_What to do_: Output the records exactly as they appear, with no pictures included.

_Recorded information_:
:::::
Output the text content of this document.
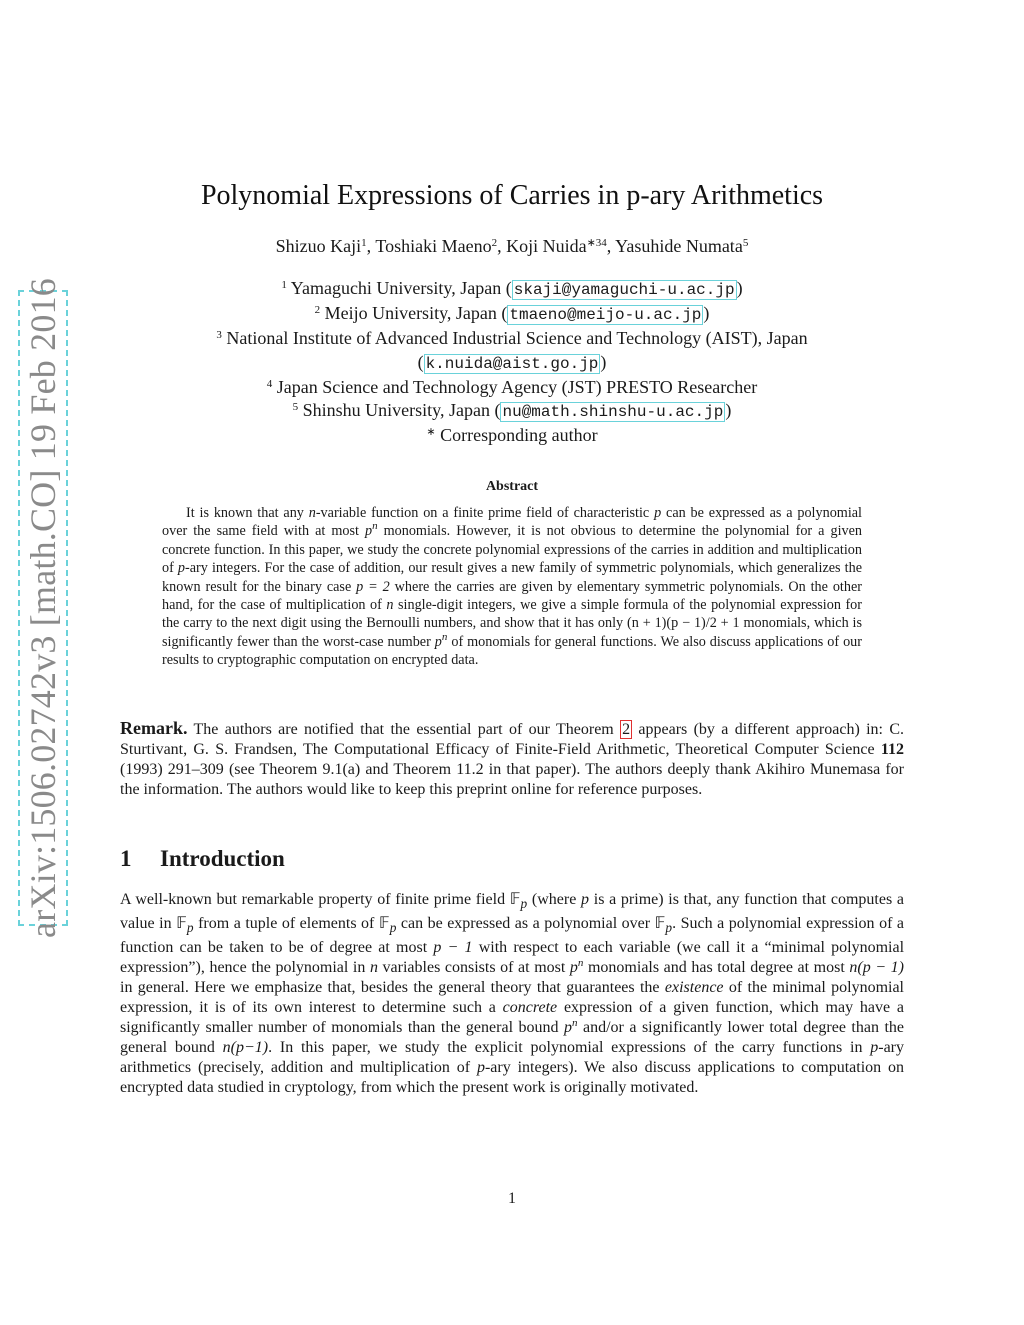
arXiv:1506.02742v3 [math.CO] 19 Feb 2016
Polynomial Expressions of Carries in p-ary Arithmetics
Shizuo Kaji$^1$, Toshiaki Maeno$^2$, Koji Nuida$^{∗34}$, Yasuhide Numata$^5$
$^1$ Yamaguchi University, Japan ( skaji@yamaguchi-u.ac.jp )
$^2$ Meijo University, Japan ( tmaeno@meijo-u.ac.jp )
$^3$ National Institute of Advanced Industrial Science and Technology (AIST), Japan
( k.nuida@aist.go.jp )
$^4$ Japan Science and Technology Agency (JST) PRESTO Researcher
$^5$ Shinshu University, Japan ( nu@math.shinshu-u.ac.jp )
∗ Corresponding author
Abstract
It is known that any n-variable function on a finite prime field of characteristic p can be expressed as a polynomial over the same field with at most $p^n$ monomials. However, it is not obvious to determine the polynomial for a given concrete function. In this paper, we study the concrete polynomial expressions of the carries in addition and multiplication of p-ary integers. For the case of addition, our result gives a new family of symmetric polynomials, which generalizes the known result for the binary case p = 2 where the carries are given by elementary symmetric polynomials. On the other hand, for the case of multiplication of n single-digit integers, we give a simple formula of the polynomial expression for the carry to the next digit using the Bernoulli numbers, and show that it has only (n + 1)(p − 1)/2 + 1 monomials, which is significantly fewer than the worst-case number $p^n$ of monomials for general functions. We also discuss applications of our results to cryptographic computation on encrypted data.
Remark. The authors are notified that the essential part of our Theorem 2 appears (by a different approach) in: C. Sturtivant, G. S. Frandsen, The Computational Efficacy of Finite-Field Arithmetic, Theoretical Computer Science 112 (1993) 291–309 (see Theorem 9.1(a) and Theorem 11.2 in that paper). The authors deeply thank Akihiro Munemasa for the information. The authors would like to keep this preprint online for reference purposes.
1 Introduction
A well-known but remarkable property of finite prime field 𝔽$_p$ (where p is a prime) is that, any function that computes a value in 𝔽$_p$ from a tuple of elements of 𝔽$_p$ can be expressed as a polynomial over 𝔽$_p$. Such a polynomial expression of a function can be taken to be of degree at most p − 1 with respect to each variable (we call it a “minimal polynomial expression”), hence the polynomial in n variables consists of at most $p^n$ monomials and has total degree at most n(p − 1) in general. Here we emphasize that, besides the general theory that guarantees the existence of the minimal polynomial expression, it is of its own interest to determine such a concrete expression of a given function, which may have a significantly smaller number of monomials than the general bound $p^n$ and/or a significantly lower total degree than the general bound n(p−1). In this paper, we study the explicit polynomial expressions of the carry functions in p-ary arithmetics (precisely, addition and multiplication of p-ary integers). We also discuss applications to computation on encrypted data studied in cryptology, from which the present work is originally motivated.
1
:::::
_Task answer_:
Output the text content of this document.
arXiv:1506.02742v3 [math.CO] 19 Feb 2016
Polynomial Expressions of Carries in p-ary Arithmetics
Shizuo Kaji$^1$, Toshiaki Maeno$^2$, Koji Nuida$^{∗34}$, Yasuhide Numata$^5$
$^1$ Yamaguchi University, Japan ( skaji@yamaguchi-u.ac.jp )
$^2$ Meijo University, Japan ( tmaeno@meijo-u.ac.jp )
$^3$ National Institute of Advanced Industrial Science and Technology (AIST), Japan
( k.nuida@aist.go.jp )
$^4$ Japan Science and Technology Agency (JST) PRESTO Researcher
$^5$ Shinshu University, Japan ( nu@math.shinshu-u.ac.jp )
∗ Corresponding author
Abstract
It is known that any n-variable function on a finite prime field of characteristic p can be expressed as a polynomial over the same field with at most $p^n$ monomials. However, it is not obvious to determine the polynomial for a given concrete function. In this paper, we study the concrete polynomial expressions of the carries in addition and multiplication of p-ary integers. For the case of addition, our result gives a new family of symmetric polynomials, which generalizes the known result for the binary case p = 2 where the carries are given by elementary symmetric polynomials. On the other hand, for the case of multiplication of n single-digit integers, we give a simple formula of the polynomial expression for the carry to the next digit using the Bernoulli numbers, and show that it has only (n + 1)(p − 1)/2 + 1 monomials, which is significantly fewer than the worst-case number $p^n$ of monomials for general functions. We also discuss applications of our results to cryptographic computation on encrypted data.
Remark. The authors are notified that the essential part of our Theorem 2 appears (by a different approach) in: C. Sturtivant, G. S. Frandsen, The Computational Efficacy of Finite-Field Arithmetic, Theoretical Computer Science 112 (1993) 291–309 (see Theorem 9.1(a) and Theorem 11.2 in that paper). The authors deeply thank Akihiro Munemasa for the information. The authors would like to keep this preprint online for reference purposes.
1 Introduction
A well-known but remarkable property of finite prime field 𝔽$_p$ (where p is a prime) is that, any function that computes a value in 𝔽$_p$ from a tuple of elements of 𝔽$_p$ can be expressed as a polynomial over 𝔽$_p$. Such a polynomial expression of a function can be taken to be of degree at most p − 1 with respect to each variable (we call it a “minimal polynomial expression”), hence the polynomial in n variables consists of at most $p^n$ monomials and has total degree at most n(p − 1) in general. Here we emphasize that, besides the general theory that guarantees the existence of the minimal polynomial expression, it is of its own interest to determine such a concrete expression of a given function, which may have a significantly smaller number of monomials than the general bound $p^n$ and/or a significantly lower total degree than the general bound n(p−1). In this paper, we study the explicit polynomial expressions of the carry functions in p-ary arithmetics (precisely, addition and multiplication of p-ary integers). We also discuss applications to computation on encrypted data studied in cryptology, from which the present work is originally motivated.
1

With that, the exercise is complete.